*Task directions*:
Lines that hold the word "with" should be located and copied.

*Provided data*:

-- start --

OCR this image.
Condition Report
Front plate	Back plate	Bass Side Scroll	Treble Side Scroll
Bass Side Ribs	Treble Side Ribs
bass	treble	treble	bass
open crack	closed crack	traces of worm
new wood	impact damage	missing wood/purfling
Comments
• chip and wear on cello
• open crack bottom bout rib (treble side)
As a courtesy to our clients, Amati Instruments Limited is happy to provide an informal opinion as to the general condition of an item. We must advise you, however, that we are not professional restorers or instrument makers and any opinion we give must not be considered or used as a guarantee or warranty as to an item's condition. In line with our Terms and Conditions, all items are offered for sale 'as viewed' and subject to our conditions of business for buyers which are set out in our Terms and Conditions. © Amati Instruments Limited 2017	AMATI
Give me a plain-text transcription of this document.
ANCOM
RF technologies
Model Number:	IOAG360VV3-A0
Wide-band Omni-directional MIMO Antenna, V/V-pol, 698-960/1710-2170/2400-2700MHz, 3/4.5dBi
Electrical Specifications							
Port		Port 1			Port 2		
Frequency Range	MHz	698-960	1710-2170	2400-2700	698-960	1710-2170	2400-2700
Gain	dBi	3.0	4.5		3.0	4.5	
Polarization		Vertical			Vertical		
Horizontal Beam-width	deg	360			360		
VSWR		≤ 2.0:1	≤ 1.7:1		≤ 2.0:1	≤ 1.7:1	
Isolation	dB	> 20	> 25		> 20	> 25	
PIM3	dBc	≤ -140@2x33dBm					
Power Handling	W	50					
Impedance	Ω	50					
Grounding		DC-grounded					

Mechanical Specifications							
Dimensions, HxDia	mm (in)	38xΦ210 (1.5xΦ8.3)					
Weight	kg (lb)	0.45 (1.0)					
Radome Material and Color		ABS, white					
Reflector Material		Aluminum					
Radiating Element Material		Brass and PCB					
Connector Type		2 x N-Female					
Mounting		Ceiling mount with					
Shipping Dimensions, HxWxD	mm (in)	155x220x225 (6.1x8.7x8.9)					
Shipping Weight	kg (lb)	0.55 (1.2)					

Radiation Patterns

-- end --

*Written response*:
As a courtesy to our clients, Amati Instruments Limited is happy to provide an informal opinion as to the general condition of an item. We must advise you, however, that we are not professional restorers or instrument makers and any opinion we give must not be considered or used as a guarantee or warranty as to an item's condition. In line with our Terms and Conditions, all items are offered for sale 'as viewed' and subject to our conditions of business for buyers which are set out in our Terms and Conditions. © Amati Instruments Limited 2017	AMATI
Mounting		Ceiling mount with					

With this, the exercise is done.